>> BEGIN
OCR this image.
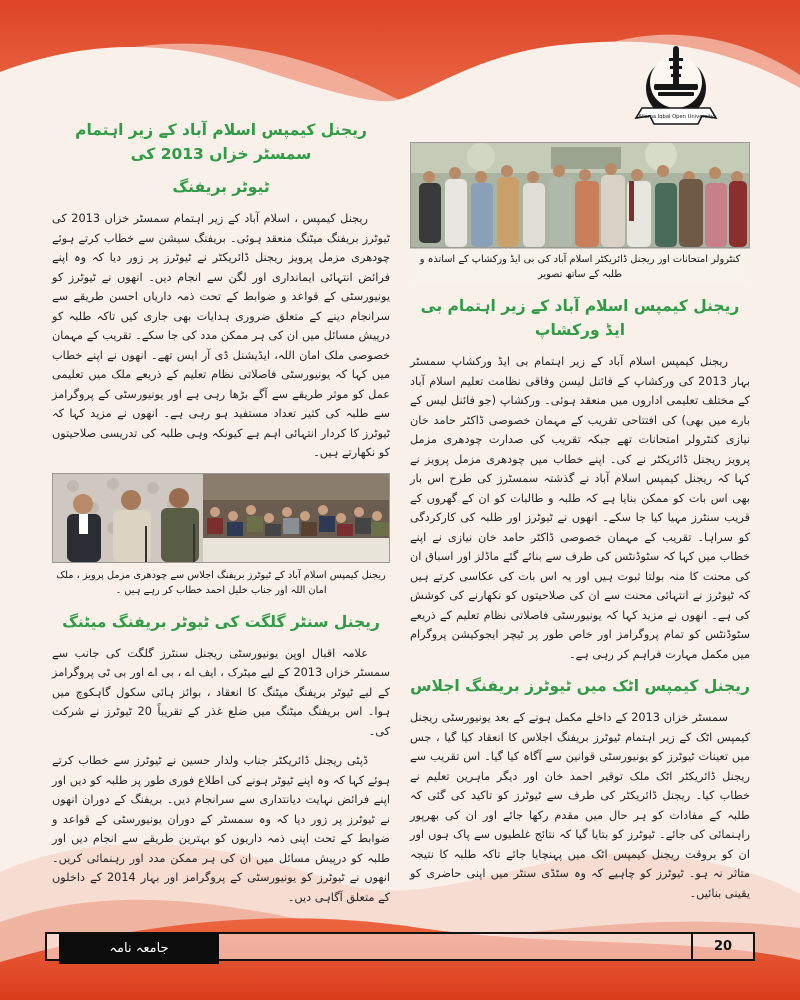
Allama Iqbal Open University
ریجنل کیمپس اسلام آباد کے زیر اہتمام سمسٹر خزاں 2013 کی
ٹیوٹر بریفنگ

ریجنل کیمپس ، اسلام آباد کے زیر اہتمام سمسٹر خزاں 2013 کی ٹیوٹرز بریفنگ میٹنگ منعقد ہوئی۔ بریفنگ سیشن سے خطاب کرتے ہوئے چودھری مزمل پرویز ریجنل ڈائریکٹر نے ٹیوٹرز پر زور دیا کہ وہ اپنے فرائض انتہائی ایمانداری اور لگن سے انجام دیں۔ انھوں نے ٹیوٹرز کو یونیورسٹی کے قواعد و ضوابط کے تحت ذمہ داریاں احسن طریقے سے سرانجام دینے کے متعلق ضروری ہدایات بھی جاری کیں تاکہ طلبہ کو درپیش مسائل میں ان کی ہر ممکن مدد کی جا سکے۔ تقریب کے مہمان خصوصی ملک امان اللہ، ایڈیشنل ڈی آر ایس تھے۔ انھوں نے اپنے خطاب میں کہا کہ یونیورسٹی فاصلاتی نظام تعلیم کے ذریعے ملک میں تعلیمی عمل کو موثر طریقے سے آگے بڑھا رہی ہے اور یونیورسٹی کے پروگرامز سے طلبہ کی کثیر تعداد مستفید ہو رہی ہے۔ انھوں نے مزید کہا کہ ٹیوٹرز کا کردار انتہائی اہم ہے کیونکہ وہی طلبہ کی تدریسی صلاحیتوں کو نکھارتے ہیں۔

ریجنل کیمپس اسلام آباد کے ٹیوٹرز بریفنگ اجلاس سے چودھری مزمل پرویز ، ملک امان اللہ اور جناب خلیل احمد خطاب کر رہے ہیں ۔
ریجنل سنٹر گلگت کی ٹیوٹر بریفنگ میٹنگ

علامہ اقبال اوپن یونیورسٹی ریجنل سنٹرز گلگت کی جانب سے سمسٹر خزاں 2013 کے لیے میٹرک ، ایف اے ، بی اے اور بی ٹی پروگرامز کے لیے ٹیوٹر بریفنگ میٹنگ کا انعقاد ، بوائز ہائی سکول گاہکوچ میں ہوا۔ اس بریفنگ میٹنگ میں ضلع غذر کے تقریباً 20 ٹیوٹرز نے شرکت کی۔

ڈپٹی ریجنل ڈائریکٹر جناب ولدار حسین نے ٹیوٹرز سے خطاب کرتے ہوئے کہا کہ وہ اپنے ٹیوٹر ہونے کی اطلاع فوری طور پر طلبہ کو دیں اور اپنے فرائض نہایت دیانتداری سے سرانجام دیں۔ بریفنگ کے دوران انھوں نے ٹیوٹرز پر زور دیا کہ وہ سمسٹر کے دوران یونیورسٹی کے قواعد و ضوابط کے تحت اپنی ذمہ داریوں کو بہترین طریقے سے انجام دیں اور طلبہ کو درپیش مسائل میں ان کی ہر ممکن مدد اور رہنمائی کریں۔ انھوں نے ٹیوٹرز کو یونیورسٹی کے پروگرامز اور بہار 2014 کے داخلوں کے متعلق آگاہی دیں۔

کنٹرولر امتحانات اور ریجنل ڈائریکٹر اسلام آباد کی بی ایڈ ورکشاپ کے اساتذہ و طلبہ کے ساتھ تصویر
ریجنل کیمپس اسلام آباد کے زیر اہتمام بی ایڈ ورکشاپ

ریجنل کیمپس اسلام آباد کے زیر اہتمام بی ایڈ ورکشاپ سمسٹر بہار 2013 کی ورکشاپ کے فائنل لیسن وفاقی نظامت تعلیم اسلام آباد کے مختلف تعلیمی اداروں میں منعقد ہوئی۔ ورکشاپ (جو فائنل لیس کے بارے میں بھی) کی افتتاحی تقریب کے مہمان خصوصی ڈاکٹر حامد خان نیازی کنٹرولر امتحانات تھے جبکہ تقریب کی صدارت چودھری مزمل پرویز ریجنل ڈائریکٹر نے کی۔ اپنے خطاب میں چودھری مزمل پرویز نے کہا کہ ریجنل کیمپس اسلام آباد نے گذشتہ سمسٹرز کی طرح اس بار بھی اس بات کو ممکن بنایا ہے کہ طلبہ و طالبات کو ان کے گھروں کے قریب سنٹرز مہیا کیا جا سکے۔ انھوں نے ٹیوٹرز اور طلبہ کی کارکردگی کو سراہا۔ تقریب کے مہمان خصوصی ڈاکٹر حامد خان نیازی نے اپنے خطاب میں کہا کہ سٹوڈنٹس کی طرف سے بنائے گئے ماڈلز اور اسباق ان کی محنت کا منہ بولتا ثبوت ہیں اور یہ اس بات کی عکاسی کرتے ہیں کہ ٹیوٹرز نے انتہائی محنت سے ان کی صلاحیتوں کو نکھارنے کی کوشش کی ہے۔ انھوں نے مزید کہا کہ یونیورسٹی فاصلاتی نظام تعلیم کے ذریعے سٹوڈنٹس کو تمام پروگرامز اور خاص طور پر ٹیچر ایجوکیشن پروگرام میں مکمل مہارت فراہم کر رہی ہے۔

ریجنل کیمپس اٹک میں ٹیوٹرز بریفنگ اجلاس

سمسٹر خزاں 2013 کے داخلے مکمل ہونے کے بعد یونیورسٹی ریجنل کیمپس اٹک کے زیر اہتمام ٹیوٹرز بریفنگ اجلاس کا انعقاد کیا گیا ، جس میں تعینات ٹیوٹرز کو یونیورسٹی قوانین سے آگاہ کیا گیا۔ اس تقریب سے ریجنل ڈائریکٹر اٹک ملک توقیر احمد خان اور دیگر ماہرین تعلیم نے خطاب کیا۔ ریجنل ڈائریکٹر کی طرف سے ٹیوٹرز کو تاکید کی گئی کہ طلبہ کے مفادات کو ہر حال میں مقدم رکھا جائے اور ان کی بھرپور راہنمائی کی جائے۔ ٹیوٹرز کو بتایا گیا کہ نتائج غلطیوں سے پاک ہوں اور ان کو بروقت ریجنل کیمپس اٹک میں پہنچایا جائے تاکہ طلبہ کا نتیجہ متاثر نہ ہو۔ ٹیوٹرز کو چاہیے کہ وہ سٹڈی سنٹر میں اپنی حاضری کو یقینی بنائیں۔

جامعہ نامہ	20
>> END
**Exercise task**. Transcribe the whole listing, character for character, but not its images.

**The reply**.
OCR this image.
Allama Iqbal Open University
ریجنل کیمپس اسلام آباد کے زیر اہتمام سمسٹر خزاں 2013 کی
ٹیوٹر بریفنگ

ریجنل کیمپس ، اسلام آباد کے زیر اہتمام سمسٹر خزاں 2013 کی ٹیوٹرز بریفنگ میٹنگ منعقد ہوئی۔ بریفنگ سیشن سے خطاب کرتے ہوئے چودھری مزمل پرویز ریجنل ڈائریکٹر نے ٹیوٹرز پر زور دیا کہ وہ اپنے فرائض انتہائی ایمانداری اور لگن سے انجام دیں۔ انھوں نے ٹیوٹرز کو یونیورسٹی کے قواعد و ضوابط کے تحت ذمہ داریاں احسن طریقے سے سرانجام دینے کے متعلق ضروری ہدایات بھی جاری کیں تاکہ طلبہ کو درپیش مسائل میں ان کی ہر ممکن مدد کی جا سکے۔ تقریب کے مہمان خصوصی ملک امان اللہ، ایڈیشنل ڈی آر ایس تھے۔ انھوں نے اپنے خطاب میں کہا کہ یونیورسٹی فاصلاتی نظام تعلیم کے ذریعے ملک میں تعلیمی عمل کو موثر طریقے سے آگے بڑھا رہی ہے اور یونیورسٹی کے پروگرامز سے طلبہ کی کثیر تعداد مستفید ہو رہی ہے۔ انھوں نے مزید کہا کہ ٹیوٹرز کا کردار انتہائی اہم ہے کیونکہ وہی طلبہ کی تدریسی صلاحیتوں کو نکھارتے ہیں۔

ریجنل کیمپس اسلام آباد کے ٹیوٹرز بریفنگ اجلاس سے چودھری مزمل پرویز ، ملک امان اللہ اور جناب خلیل احمد خطاب کر رہے ہیں ۔
ریجنل سنٹر گلگت کی ٹیوٹر بریفنگ میٹنگ

علامہ اقبال اوپن یونیورسٹی ریجنل سنٹرز گلگت کی جانب سے سمسٹر خزاں 2013 کے لیے میٹرک ، ایف اے ، بی اے اور بی ٹی پروگرامز کے لیے ٹیوٹر بریفنگ میٹنگ کا انعقاد ، بوائز ہائی سکول گاہکوچ میں ہوا۔ اس بریفنگ میٹنگ میں ضلع غذر کے تقریباً 20 ٹیوٹرز نے شرکت کی۔

ڈپٹی ریجنل ڈائریکٹر جناب ولدار حسین نے ٹیوٹرز سے خطاب کرتے ہوئے کہا کہ وہ اپنے ٹیوٹر ہونے کی اطلاع فوری طور پر طلبہ کو دیں اور اپنے فرائض نہایت دیانتداری سے سرانجام دیں۔ بریفنگ کے دوران انھوں نے ٹیوٹرز پر زور دیا کہ وہ سمسٹر کے دوران یونیورسٹی کے قواعد و ضوابط کے تحت اپنی ذمہ داریوں کو بہترین طریقے سے انجام دیں اور طلبہ کو درپیش مسائل میں ان کی ہر ممکن مدد اور رہنمائی کریں۔ انھوں نے ٹیوٹرز کو یونیورسٹی کے پروگرامز اور بہار 2014 کے داخلوں کے متعلق آگاہی دیں۔

کنٹرولر امتحانات اور ریجنل ڈائریکٹر اسلام آباد کی بی ایڈ ورکشاپ کے اساتذہ و طلبہ کے ساتھ تصویر
ریجنل کیمپس اسلام آباد کے زیر اہتمام بی ایڈ ورکشاپ

ریجنل کیمپس اسلام آباد کے زیر اہتمام بی ایڈ ورکشاپ سمسٹر بہار 2013 کی ورکشاپ کے فائنل لیسن وفاقی نظامت تعلیم اسلام آباد کے مختلف تعلیمی اداروں میں منعقد ہوئی۔ ورکشاپ (جو فائنل لیس کے بارے میں بھی) کی افتتاحی تقریب کے مہمان خصوصی ڈاکٹر حامد خان نیازی کنٹرولر امتحانات تھے جبکہ تقریب کی صدارت چودھری مزمل پرویز ریجنل ڈائریکٹر نے کی۔ اپنے خطاب میں چودھری مزمل پرویز نے کہا کہ ریجنل کیمپس اسلام آباد نے گذشتہ سمسٹرز کی طرح اس بار بھی اس بات کو ممکن بنایا ہے کہ طلبہ و طالبات کو ان کے گھروں کے قریب سنٹرز مہیا کیا جا سکے۔ انھوں نے ٹیوٹرز اور طلبہ کی کارکردگی کو سراہا۔ تقریب کے مہمان خصوصی ڈاکٹر حامد خان نیازی نے اپنے خطاب میں کہا کہ سٹوڈنٹس کی طرف سے بنائے گئے ماڈلز اور اسباق ان کی محنت کا منہ بولتا ثبوت ہیں اور یہ اس بات کی عکاسی کرتے ہیں کہ ٹیوٹرز نے انتہائی محنت سے ان کی صلاحیتوں کو نکھارنے کی کوشش کی ہے۔ انھوں نے مزید کہا کہ یونیورسٹی فاصلاتی نظام تعلیم کے ذریعے سٹوڈنٹس کو تمام پروگرامز اور خاص طور پر ٹیچر ایجوکیشن پروگرام میں مکمل مہارت فراہم کر رہی ہے۔

ریجنل کیمپس اٹک میں ٹیوٹرز بریفنگ اجلاس

سمسٹر خزاں 2013 کے داخلے مکمل ہونے کے بعد یونیورسٹی ریجنل کیمپس اٹک کے زیر اہتمام ٹیوٹرز بریفنگ اجلاس کا انعقاد کیا گیا ، جس میں تعینات ٹیوٹرز کو یونیورسٹی قوانین سے آگاہ کیا گیا۔ اس تقریب سے ریجنل ڈائریکٹر اٹک ملک توقیر احمد خان اور دیگر ماہرین تعلیم نے خطاب کیا۔ ریجنل ڈائریکٹر کی طرف سے ٹیوٹرز کو تاکید کی گئی کہ طلبہ کے مفادات کو ہر حال میں مقدم رکھا جائے اور ان کی بھرپور راہنمائی کی جائے۔ ٹیوٹرز کو بتایا گیا کہ نتائج غلطیوں سے پاک ہوں اور ان کو بروقت ریجنل کیمپس اٹک میں پہنچایا جائے تاکہ طلبہ کا نتیجہ متاثر نہ ہو۔ ٹیوٹرز کو چاہیے کہ وہ سٹڈی سنٹر میں اپنی حاضری کو یقینی بنائیں۔

جامعہ نامہ	20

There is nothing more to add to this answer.